## Exercise prompt
Your task is to gather the lines below that hold the string "image".

=-=-=

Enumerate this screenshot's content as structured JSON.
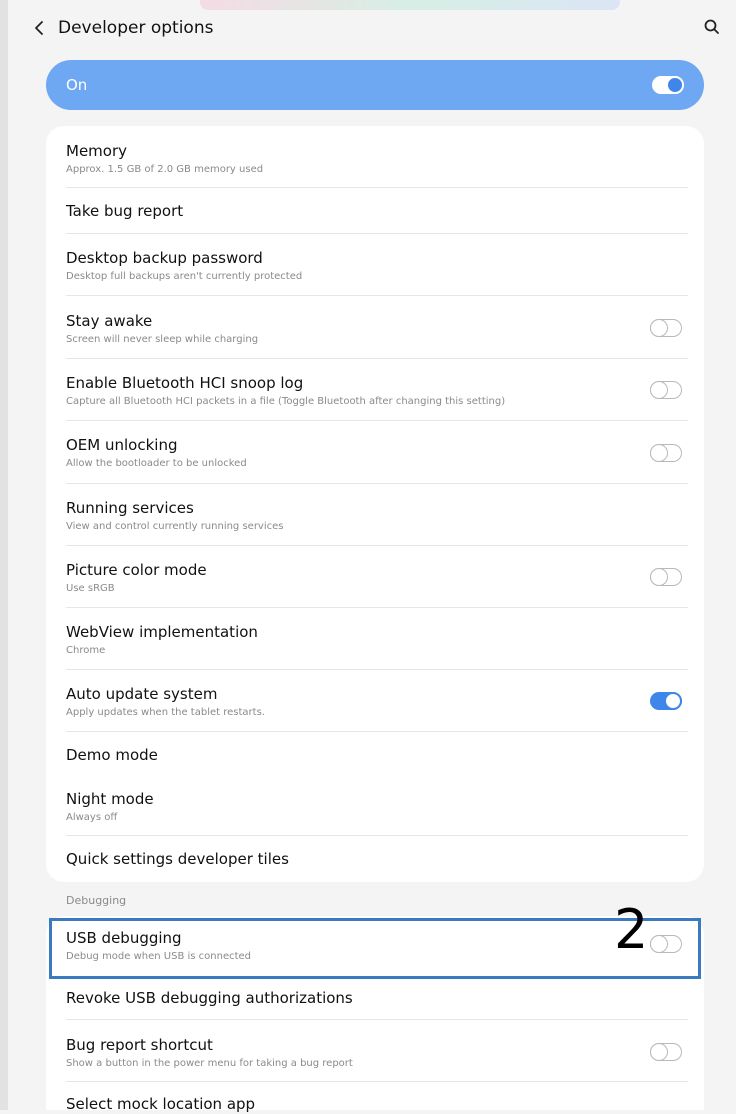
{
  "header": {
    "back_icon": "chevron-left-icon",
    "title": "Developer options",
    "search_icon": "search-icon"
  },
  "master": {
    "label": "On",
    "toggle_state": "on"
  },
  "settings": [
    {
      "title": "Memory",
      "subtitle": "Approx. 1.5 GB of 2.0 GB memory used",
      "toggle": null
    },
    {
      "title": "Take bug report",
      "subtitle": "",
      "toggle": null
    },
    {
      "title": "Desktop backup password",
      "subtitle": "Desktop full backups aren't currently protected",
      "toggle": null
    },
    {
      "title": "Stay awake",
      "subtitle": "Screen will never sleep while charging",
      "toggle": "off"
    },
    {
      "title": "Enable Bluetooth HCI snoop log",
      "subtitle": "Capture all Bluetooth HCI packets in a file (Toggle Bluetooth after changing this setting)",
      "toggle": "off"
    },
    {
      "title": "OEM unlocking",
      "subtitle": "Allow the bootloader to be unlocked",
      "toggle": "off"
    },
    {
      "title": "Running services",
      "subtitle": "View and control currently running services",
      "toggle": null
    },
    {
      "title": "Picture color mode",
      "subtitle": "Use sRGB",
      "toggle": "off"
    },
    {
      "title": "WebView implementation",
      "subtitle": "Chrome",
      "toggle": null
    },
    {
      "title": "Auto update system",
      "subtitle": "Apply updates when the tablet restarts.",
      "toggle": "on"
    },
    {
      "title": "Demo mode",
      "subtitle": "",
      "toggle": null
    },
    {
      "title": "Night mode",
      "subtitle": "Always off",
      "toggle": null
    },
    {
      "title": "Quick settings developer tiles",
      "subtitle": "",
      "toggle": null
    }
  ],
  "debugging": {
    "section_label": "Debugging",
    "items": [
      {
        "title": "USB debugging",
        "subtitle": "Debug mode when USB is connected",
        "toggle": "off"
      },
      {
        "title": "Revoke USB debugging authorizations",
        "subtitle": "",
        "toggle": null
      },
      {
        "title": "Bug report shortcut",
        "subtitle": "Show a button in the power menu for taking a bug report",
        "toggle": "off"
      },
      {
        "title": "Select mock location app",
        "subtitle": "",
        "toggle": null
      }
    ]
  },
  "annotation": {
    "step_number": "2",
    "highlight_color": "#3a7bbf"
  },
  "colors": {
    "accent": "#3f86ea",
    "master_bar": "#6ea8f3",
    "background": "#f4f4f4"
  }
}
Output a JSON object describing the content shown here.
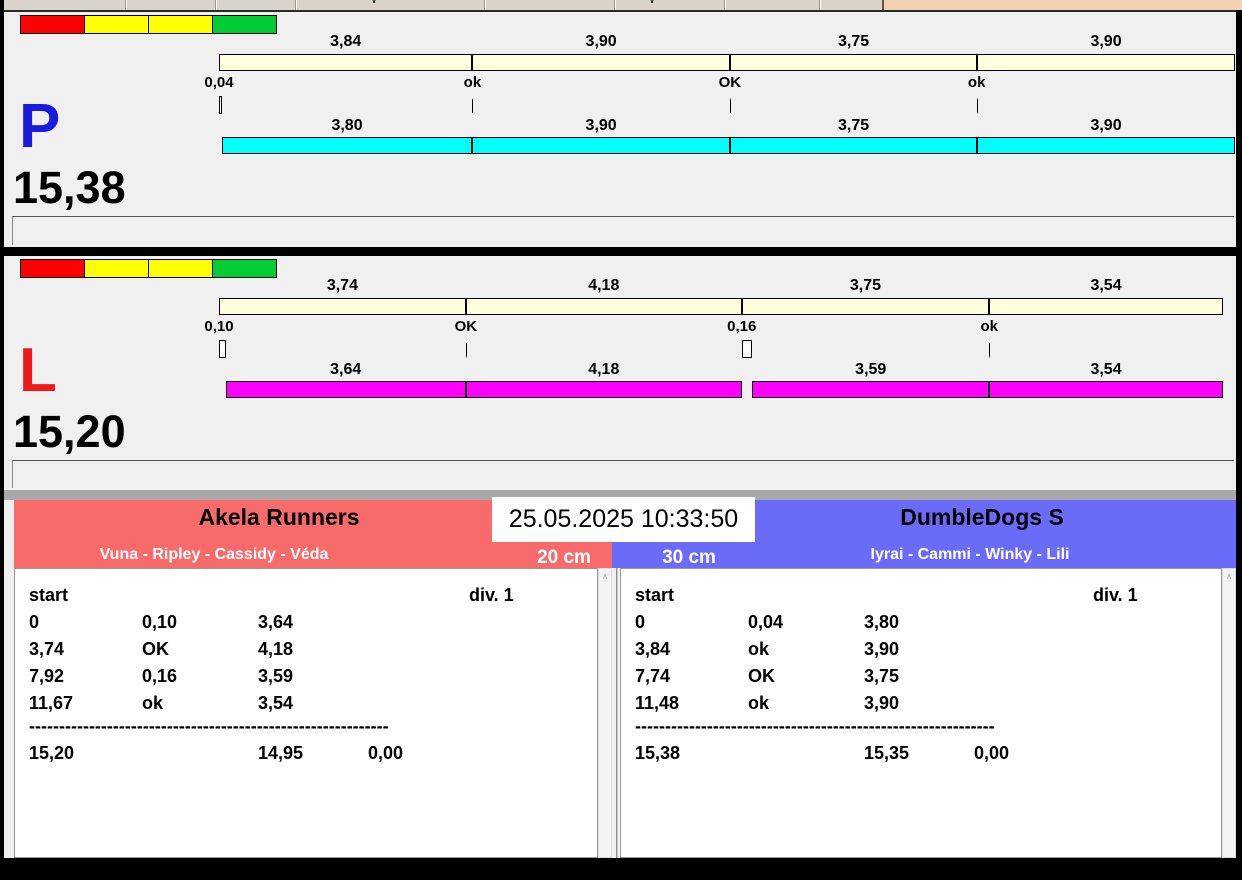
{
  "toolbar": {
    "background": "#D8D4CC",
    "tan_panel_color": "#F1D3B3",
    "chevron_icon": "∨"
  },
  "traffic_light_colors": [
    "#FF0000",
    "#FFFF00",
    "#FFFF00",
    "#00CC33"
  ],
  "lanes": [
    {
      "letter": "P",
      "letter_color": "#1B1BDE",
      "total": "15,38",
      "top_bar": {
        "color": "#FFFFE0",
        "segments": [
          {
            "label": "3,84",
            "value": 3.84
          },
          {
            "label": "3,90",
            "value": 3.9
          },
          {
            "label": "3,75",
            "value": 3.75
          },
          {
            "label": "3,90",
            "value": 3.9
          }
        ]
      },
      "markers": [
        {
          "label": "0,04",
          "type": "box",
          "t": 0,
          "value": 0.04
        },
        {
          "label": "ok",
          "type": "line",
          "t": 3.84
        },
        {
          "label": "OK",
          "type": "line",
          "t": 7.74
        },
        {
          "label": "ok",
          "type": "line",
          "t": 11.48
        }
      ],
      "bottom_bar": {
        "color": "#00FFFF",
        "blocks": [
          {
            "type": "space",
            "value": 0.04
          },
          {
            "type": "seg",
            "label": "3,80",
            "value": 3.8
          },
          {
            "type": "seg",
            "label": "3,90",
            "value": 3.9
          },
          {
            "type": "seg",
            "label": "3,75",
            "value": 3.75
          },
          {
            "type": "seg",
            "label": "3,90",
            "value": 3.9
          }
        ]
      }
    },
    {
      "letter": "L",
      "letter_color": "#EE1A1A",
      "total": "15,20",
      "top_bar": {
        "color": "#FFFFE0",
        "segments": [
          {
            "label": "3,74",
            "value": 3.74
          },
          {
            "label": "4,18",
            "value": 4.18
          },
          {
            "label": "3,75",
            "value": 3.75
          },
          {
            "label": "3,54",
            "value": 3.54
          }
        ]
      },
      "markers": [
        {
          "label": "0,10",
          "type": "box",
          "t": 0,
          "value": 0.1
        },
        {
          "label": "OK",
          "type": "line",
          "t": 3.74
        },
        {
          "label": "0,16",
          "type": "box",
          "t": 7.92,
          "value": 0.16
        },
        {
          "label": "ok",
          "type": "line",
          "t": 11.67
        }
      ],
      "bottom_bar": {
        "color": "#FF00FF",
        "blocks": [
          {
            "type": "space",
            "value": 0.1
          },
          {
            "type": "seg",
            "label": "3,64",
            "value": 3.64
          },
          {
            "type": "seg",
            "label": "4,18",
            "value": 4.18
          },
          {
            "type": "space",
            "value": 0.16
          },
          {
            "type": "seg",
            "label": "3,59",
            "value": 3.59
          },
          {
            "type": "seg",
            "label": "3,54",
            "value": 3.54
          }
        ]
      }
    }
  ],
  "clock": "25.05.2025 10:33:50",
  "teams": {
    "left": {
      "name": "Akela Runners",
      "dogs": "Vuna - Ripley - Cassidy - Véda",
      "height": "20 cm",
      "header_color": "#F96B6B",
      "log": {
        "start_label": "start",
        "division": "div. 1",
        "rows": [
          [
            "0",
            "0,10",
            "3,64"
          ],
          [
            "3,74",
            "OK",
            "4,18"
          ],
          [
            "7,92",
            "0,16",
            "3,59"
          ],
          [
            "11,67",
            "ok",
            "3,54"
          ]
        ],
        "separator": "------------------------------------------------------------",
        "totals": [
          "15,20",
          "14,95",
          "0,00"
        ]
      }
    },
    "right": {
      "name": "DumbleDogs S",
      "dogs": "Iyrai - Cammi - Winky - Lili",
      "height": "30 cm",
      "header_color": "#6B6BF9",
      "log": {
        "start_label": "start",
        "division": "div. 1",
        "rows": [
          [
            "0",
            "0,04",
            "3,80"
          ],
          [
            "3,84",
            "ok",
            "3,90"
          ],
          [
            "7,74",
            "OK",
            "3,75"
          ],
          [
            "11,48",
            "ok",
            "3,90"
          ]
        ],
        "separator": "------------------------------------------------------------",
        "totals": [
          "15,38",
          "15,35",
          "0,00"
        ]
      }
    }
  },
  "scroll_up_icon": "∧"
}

=-=-=

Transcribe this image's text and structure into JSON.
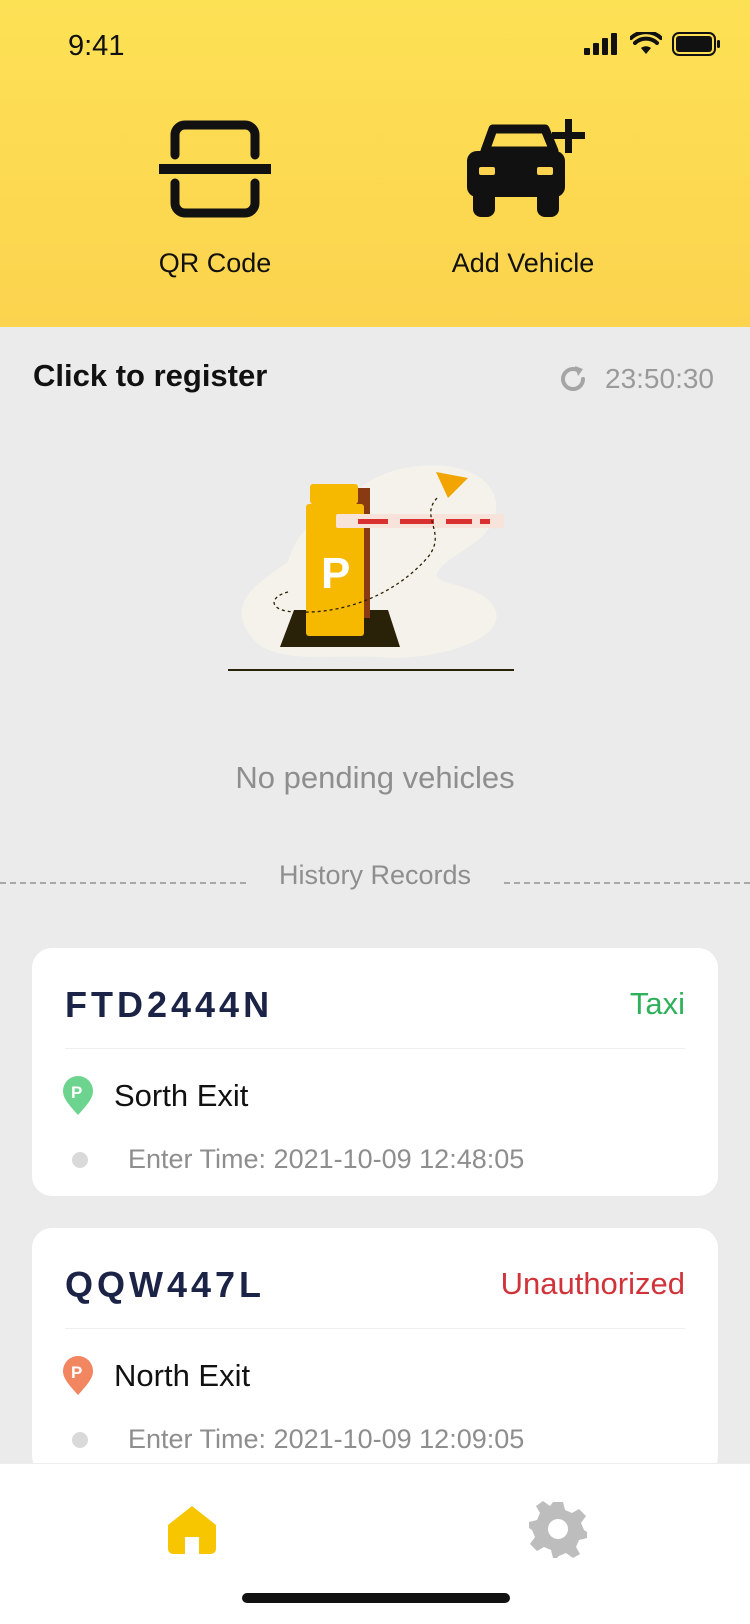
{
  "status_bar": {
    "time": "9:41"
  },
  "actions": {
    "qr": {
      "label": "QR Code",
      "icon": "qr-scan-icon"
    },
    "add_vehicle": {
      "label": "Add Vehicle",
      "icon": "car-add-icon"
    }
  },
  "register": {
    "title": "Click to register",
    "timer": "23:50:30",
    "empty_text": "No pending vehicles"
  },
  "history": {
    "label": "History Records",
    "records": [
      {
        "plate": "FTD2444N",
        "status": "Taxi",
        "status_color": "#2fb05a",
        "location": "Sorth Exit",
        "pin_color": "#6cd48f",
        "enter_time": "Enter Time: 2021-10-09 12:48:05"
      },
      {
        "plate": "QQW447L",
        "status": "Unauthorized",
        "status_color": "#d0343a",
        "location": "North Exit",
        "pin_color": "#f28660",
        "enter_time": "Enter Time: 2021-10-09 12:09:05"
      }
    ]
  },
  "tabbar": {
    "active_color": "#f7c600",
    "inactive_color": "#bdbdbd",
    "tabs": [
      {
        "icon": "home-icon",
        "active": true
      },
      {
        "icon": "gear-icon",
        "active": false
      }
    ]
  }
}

=-=-=

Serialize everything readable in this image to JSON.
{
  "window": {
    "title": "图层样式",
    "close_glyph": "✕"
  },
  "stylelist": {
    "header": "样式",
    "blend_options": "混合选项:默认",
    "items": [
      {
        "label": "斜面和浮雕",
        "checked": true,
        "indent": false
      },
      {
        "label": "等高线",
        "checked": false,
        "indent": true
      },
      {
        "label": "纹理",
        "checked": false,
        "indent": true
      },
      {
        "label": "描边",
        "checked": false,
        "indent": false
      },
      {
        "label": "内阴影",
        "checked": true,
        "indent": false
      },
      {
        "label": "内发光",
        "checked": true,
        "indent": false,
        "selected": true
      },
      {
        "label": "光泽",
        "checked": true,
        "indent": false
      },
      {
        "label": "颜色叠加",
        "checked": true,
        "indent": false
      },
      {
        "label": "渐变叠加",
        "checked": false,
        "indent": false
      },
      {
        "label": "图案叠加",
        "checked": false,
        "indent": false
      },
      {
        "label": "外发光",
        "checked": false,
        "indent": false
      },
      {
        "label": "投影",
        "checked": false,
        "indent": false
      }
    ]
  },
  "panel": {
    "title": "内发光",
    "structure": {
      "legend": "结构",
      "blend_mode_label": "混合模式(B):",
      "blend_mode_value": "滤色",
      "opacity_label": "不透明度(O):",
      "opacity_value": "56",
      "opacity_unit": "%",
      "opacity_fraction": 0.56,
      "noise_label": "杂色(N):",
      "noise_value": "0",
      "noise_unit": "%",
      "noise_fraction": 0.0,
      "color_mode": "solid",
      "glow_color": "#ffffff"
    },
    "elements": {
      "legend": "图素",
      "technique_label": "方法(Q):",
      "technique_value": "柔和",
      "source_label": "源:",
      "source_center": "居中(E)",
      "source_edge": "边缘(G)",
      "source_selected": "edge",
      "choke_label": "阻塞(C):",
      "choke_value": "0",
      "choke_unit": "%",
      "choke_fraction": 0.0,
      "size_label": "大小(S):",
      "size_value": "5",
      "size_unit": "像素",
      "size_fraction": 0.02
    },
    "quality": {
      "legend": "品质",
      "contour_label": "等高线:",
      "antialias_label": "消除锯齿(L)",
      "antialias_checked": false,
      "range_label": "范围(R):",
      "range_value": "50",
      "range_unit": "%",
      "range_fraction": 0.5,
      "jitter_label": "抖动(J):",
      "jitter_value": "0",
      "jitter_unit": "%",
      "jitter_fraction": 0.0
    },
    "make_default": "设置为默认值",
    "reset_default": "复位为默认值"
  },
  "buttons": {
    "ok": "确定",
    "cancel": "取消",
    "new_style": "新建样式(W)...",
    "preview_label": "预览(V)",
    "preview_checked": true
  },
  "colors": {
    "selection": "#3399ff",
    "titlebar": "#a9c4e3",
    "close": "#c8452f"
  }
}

=-=-=

## Task response
Transcribe this image's text and structure into JSON.
Serialize everything readable in this image to JSON.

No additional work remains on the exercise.